Given instruction >>
Give all of the lines again exactly as they read.

>> start Records shown

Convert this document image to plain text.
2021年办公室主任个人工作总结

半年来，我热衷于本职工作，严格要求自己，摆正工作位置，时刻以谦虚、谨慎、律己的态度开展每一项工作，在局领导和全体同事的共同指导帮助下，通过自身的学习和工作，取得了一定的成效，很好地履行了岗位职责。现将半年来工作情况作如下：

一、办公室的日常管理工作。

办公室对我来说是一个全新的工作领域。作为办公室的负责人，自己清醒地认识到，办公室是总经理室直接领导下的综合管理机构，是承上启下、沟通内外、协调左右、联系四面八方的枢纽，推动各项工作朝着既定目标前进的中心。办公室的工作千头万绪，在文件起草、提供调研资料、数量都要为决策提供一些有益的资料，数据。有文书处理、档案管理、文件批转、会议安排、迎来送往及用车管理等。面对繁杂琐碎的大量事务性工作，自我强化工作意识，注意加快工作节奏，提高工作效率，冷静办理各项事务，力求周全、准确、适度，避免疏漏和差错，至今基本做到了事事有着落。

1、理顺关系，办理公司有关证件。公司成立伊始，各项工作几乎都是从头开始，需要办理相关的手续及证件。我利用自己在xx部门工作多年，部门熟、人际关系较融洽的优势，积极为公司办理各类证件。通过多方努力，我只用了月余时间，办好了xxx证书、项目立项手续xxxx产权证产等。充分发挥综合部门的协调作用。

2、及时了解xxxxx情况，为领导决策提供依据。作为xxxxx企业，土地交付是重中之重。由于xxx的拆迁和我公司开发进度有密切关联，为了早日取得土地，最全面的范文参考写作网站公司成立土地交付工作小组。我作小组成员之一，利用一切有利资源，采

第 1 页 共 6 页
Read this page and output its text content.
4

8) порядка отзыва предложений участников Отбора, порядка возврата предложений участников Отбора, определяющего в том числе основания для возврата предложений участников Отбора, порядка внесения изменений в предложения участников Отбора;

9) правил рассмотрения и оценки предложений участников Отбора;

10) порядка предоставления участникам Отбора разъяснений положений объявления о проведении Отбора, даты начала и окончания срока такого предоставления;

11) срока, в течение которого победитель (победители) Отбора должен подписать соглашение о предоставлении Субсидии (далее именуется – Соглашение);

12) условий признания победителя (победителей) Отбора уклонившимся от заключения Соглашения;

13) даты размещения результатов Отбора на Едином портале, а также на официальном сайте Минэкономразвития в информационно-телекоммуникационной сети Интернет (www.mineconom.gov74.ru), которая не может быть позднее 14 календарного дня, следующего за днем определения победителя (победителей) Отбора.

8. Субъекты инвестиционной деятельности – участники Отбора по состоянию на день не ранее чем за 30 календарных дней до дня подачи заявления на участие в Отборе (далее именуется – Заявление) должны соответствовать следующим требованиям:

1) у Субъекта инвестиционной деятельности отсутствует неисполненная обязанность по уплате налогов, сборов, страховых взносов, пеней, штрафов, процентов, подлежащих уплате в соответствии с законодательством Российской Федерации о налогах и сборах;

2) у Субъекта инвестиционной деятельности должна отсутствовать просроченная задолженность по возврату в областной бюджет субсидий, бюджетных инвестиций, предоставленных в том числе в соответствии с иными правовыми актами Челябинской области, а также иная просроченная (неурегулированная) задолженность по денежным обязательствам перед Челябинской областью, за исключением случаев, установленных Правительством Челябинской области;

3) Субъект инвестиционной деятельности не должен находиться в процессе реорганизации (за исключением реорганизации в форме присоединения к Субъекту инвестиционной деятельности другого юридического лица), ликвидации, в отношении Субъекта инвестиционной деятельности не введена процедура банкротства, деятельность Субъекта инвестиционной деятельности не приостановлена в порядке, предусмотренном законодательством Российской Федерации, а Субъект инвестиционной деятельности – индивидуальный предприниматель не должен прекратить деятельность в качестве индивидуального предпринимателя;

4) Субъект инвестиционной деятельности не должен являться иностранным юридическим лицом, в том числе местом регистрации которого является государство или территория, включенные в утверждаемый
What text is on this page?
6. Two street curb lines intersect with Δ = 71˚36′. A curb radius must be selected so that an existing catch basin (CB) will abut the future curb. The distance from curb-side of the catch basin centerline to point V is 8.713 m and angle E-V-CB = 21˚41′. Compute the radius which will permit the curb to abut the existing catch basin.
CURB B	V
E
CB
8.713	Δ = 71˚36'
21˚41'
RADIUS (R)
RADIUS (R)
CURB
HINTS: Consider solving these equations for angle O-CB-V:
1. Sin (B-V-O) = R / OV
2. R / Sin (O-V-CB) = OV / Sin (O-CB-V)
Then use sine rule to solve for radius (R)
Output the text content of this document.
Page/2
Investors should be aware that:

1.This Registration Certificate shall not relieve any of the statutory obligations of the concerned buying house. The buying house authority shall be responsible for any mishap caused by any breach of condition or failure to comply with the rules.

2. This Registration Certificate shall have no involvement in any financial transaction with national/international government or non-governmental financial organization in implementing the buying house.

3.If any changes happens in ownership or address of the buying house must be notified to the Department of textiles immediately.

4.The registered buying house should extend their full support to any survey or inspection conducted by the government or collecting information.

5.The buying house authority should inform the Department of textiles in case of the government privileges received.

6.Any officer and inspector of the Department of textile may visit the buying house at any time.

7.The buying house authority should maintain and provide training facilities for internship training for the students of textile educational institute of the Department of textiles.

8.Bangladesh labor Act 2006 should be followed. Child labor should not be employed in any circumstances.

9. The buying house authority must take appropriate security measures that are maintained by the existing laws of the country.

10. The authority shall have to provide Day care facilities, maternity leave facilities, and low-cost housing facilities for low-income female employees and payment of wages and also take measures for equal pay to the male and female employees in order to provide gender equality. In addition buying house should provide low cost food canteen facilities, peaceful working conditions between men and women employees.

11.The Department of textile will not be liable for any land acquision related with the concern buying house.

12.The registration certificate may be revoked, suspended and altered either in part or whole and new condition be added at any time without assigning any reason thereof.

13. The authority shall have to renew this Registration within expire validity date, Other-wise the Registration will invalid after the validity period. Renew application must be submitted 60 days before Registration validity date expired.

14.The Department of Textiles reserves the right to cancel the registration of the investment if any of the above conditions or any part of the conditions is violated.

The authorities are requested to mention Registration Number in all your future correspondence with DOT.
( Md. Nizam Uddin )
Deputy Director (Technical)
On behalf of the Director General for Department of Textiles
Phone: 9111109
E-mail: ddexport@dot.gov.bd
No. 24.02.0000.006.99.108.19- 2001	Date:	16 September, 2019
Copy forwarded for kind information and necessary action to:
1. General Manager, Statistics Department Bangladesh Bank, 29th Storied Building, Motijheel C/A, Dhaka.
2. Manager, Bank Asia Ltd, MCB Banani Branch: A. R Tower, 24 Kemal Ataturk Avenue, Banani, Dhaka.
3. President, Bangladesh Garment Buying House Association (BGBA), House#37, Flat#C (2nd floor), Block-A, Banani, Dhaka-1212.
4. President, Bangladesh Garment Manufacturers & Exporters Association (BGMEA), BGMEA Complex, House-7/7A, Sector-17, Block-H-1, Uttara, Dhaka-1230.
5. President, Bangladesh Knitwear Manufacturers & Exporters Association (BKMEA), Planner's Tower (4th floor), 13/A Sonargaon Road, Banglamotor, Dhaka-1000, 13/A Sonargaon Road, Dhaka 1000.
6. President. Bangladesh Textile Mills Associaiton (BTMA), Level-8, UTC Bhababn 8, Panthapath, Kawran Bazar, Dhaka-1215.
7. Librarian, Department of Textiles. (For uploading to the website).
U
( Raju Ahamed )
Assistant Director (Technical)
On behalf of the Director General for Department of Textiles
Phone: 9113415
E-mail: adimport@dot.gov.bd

>> end Records shown

Solution below >>
Convert this document image to plain text.
2021年办公室主任个人工作总结

半年来，我热衷于本职工作，严格要求自己，摆正工作位置，时刻以谦虚、谨慎、律己的态度开展每一项工作，在局领导和全体同事的共同指导帮助下，通过自身的学习和工作，取得了一定的成效，很好地履行了岗位职责。现将半年来工作情况作如下：

一、办公室的日常管理工作。

办公室对我来说是一个全新的工作领域。作为办公室的负责人，自己清醒地认识到，办公室是总经理室直接领导下的综合管理机构，是承上启下、沟通内外、协调左右、联系四面八方的枢纽，推动各项工作朝着既定目标前进的中心。办公室的工作千头万绪，在文件起草、提供调研资料、数量都要为决策提供一些有益的资料，数据。有文书处理、档案管理、文件批转、会议安排、迎来送往及用车管理等。面对繁杂琐碎的大量事务性工作，自我强化工作意识，注意加快工作节奏，提高工作效率，冷静办理各项事务，力求周全、准确、适度，避免疏漏和差错，至今基本做到了事事有着落。

1、理顺关系，办理公司有关证件。公司成立伊始，各项工作几乎都是从头开始，需要办理相关的手续及证件。我利用自己在xx部门工作多年，部门熟、人际关系较融洽的优势，积极为公司办理各类证件。通过多方努力，我只用了月余时间，办好了xxx证书、项目立项手续xxxx产权证产等。充分发挥综合部门的协调作用。

2、及时了解xxxxx情况，为领导决策提供依据。作为xxxxx企业，土地交付是重中之重。由于xxx的拆迁和我公司开发进度有密切关联，为了早日取得土地，最全面的范文参考写作网站公司成立土地交付工作小组。我作小组成员之一，利用一切有利资源，采

第 1 页 共 6 页
Read this page and output its text content.
4

8) порядка отзыва предложений участников Отбора, порядка возврата предложений участников Отбора, определяющего в том числе основания для возврата предложений участников Отбора, порядка внесения изменений в предложения участников Отбора;

9) правил рассмотрения и оценки предложений участников Отбора;

10) порядка предоставления участникам Отбора разъяснений положений объявления о проведении Отбора, даты начала и окончания срока такого предоставления;

11) срока, в течение которого победитель (победители) Отбора должен подписать соглашение о предоставлении Субсидии (далее именуется – Соглашение);

12) условий признания победителя (победителей) Отбора уклонившимся от заключения Соглашения;

13) даты размещения результатов Отбора на Едином портале, а также на официальном сайте Минэкономразвития в информационно-телекоммуникационной сети Интернет (www.mineconom.gov74.ru), которая не может быть позднее 14 календарного дня, следующего за днем определения победителя (победителей) Отбора.

8. Субъекты инвестиционной деятельности – участники Отбора по состоянию на день не ранее чем за 30 календарных дней до дня подачи заявления на участие в Отборе (далее именуется – Заявление) должны соответствовать следующим требованиям:

1) у Субъекта инвестиционной деятельности отсутствует неисполненная обязанность по уплате налогов, сборов, страховых взносов, пеней, штрафов, процентов, подлежащих уплате в соответствии с законодательством Российской Федерации о налогах и сборах;

2) у Субъекта инвестиционной деятельности должна отсутствовать просроченная задолженность по возврату в областной бюджет субсидий, бюджетных инвестиций, предоставленных в том числе в соответствии с иными правовыми актами Челябинской области, а также иная просроченная (неурегулированная) задолженность по денежным обязательствам перед Челябинской областью, за исключением случаев, установленных Правительством Челябинской области;

3) Субъект инвестиционной деятельности не должен находиться в процессе реорганизации (за исключением реорганизации в форме присоединения к Субъекту инвестиционной деятельности другого юридического лица), ликвидации, в отношении Субъекта инвестиционной деятельности не введена процедура банкротства, деятельность Субъекта инвестиционной деятельности не приостановлена в порядке, предусмотренном законодательством Российской Федерации, а Субъект инвестиционной деятельности – индивидуальный предприниматель не должен прекратить деятельность в качестве индивидуального предпринимателя;

4) Субъект инвестиционной деятельности не должен являться иностранным юридическим лицом, в том числе местом регистрации которого является государство или территория, включенные в утверждаемый
What text is on this page?
6. Two street curb lines intersect with Δ = 71˚36′. A curb radius must be selected so that an existing catch basin (CB) will abut the future curb. The distance from curb-side of the catch basin centerline to point V is 8.713 m and angle E-V-CB = 21˚41′. Compute the radius which will permit the curb to abut the existing catch basin.
CURB B	V
E
CB
8.713	Δ = 71˚36'
21˚41'
RADIUS (R)
RADIUS (R)
CURB
HINTS: Consider solving these equations for angle O-CB-V:
1. Sin (B-V-O) = R / OV
2. R / Sin (O-V-CB) = OV / Sin (O-CB-V)
Then use sine rule to solve for radius (R)
Output the text content of this document.
Page/2
Investors should be aware that:

1.This Registration Certificate shall not relieve any of the statutory obligations of the concerned buying house. The buying house authority shall be responsible for any mishap caused by any breach of condition or failure to comply with the rules.

2. This Registration Certificate shall have no involvement in any financial transaction with national/international government or non-governmental financial organization in implementing the buying house.

3.If any changes happens in ownership or address of the buying house must be notified to the Department of textiles immediately.

4.The registered buying house should extend their full support to any survey or inspection conducted by the government or collecting information.

5.The buying house authority should inform the Department of textiles in case of the government privileges received.

6.Any officer and inspector of the Department of textile may visit the buying house at any time.

7.The buying house authority should maintain and provide training facilities for internship training for the students of textile educational institute of the Department of textiles.

8.Bangladesh labor Act 2006 should be followed. Child labor should not be employed in any circumstances.

9. The buying house authority must take appropriate security measures that are maintained by the existing laws of the country.

10. The authority shall have to provide Day care facilities, maternity leave facilities, and low-cost housing facilities for low-income female employees and payment of wages and also take measures for equal pay to the male and female employees in order to provide gender equality. In addition buying house should provide low cost food canteen facilities, peaceful working conditions between men and women employees.

11.The Department of textile will not be liable for any land acquision related with the concern buying house.

12.The registration certificate may be revoked, suspended and altered either in part or whole and new condition be added at any time without assigning any reason thereof.

13. The authority shall have to renew this Registration within expire validity date, Other-wise the Registration will invalid after the validity period. Renew application must be submitted 60 days before Registration validity date expired.

14.The Department of Textiles reserves the right to cancel the registration of the investment if any of the above conditions or any part of the conditions is violated.

The authorities are requested to mention Registration Number in all your future correspondence with DOT.
( Md. Nizam Uddin )
Deputy Director (Technical)
On behalf of the Director General for Department of Textiles
Phone: 9111109
E-mail: ddexport@dot.gov.bd
No. 24.02.0000.006.99.108.19- 2001	Date:	16 September, 2019
Copy forwarded for kind information and necessary action to:
1. General Manager, Statistics Department Bangladesh Bank, 29th Storied Building, Motijheel C/A, Dhaka.
2. Manager, Bank Asia Ltd, MCB Banani Branch: A. R Tower, 24 Kemal Ataturk Avenue, Banani, Dhaka.
3. President, Bangladesh Garment Buying House Association (BGBA), House#37, Flat#C (2nd floor), Block-A, Banani, Dhaka-1212.
4. President, Bangladesh Garment Manufacturers & Exporters Association (BGMEA), BGMEA Complex, House-7/7A, Sector-17, Block-H-1, Uttara, Dhaka-1230.
5. President, Bangladesh Knitwear Manufacturers & Exporters Association (BKMEA), Planner's Tower (4th floor), 13/A Sonargaon Road, Banglamotor, Dhaka-1000, 13/A Sonargaon Road, Dhaka 1000.
6. President. Bangladesh Textile Mills Associaiton (BTMA), Level-8, UTC Bhababn 8, Panthapath, Kawran Bazar, Dhaka-1215.
7. Librarian, Department of Textiles. (For uploading to the website).
U
( Raju Ahamed )
Assistant Director (Technical)
On behalf of the Director General for Department of Textiles
Phone: 9113415
E-mail: adimport@dot.gov.bd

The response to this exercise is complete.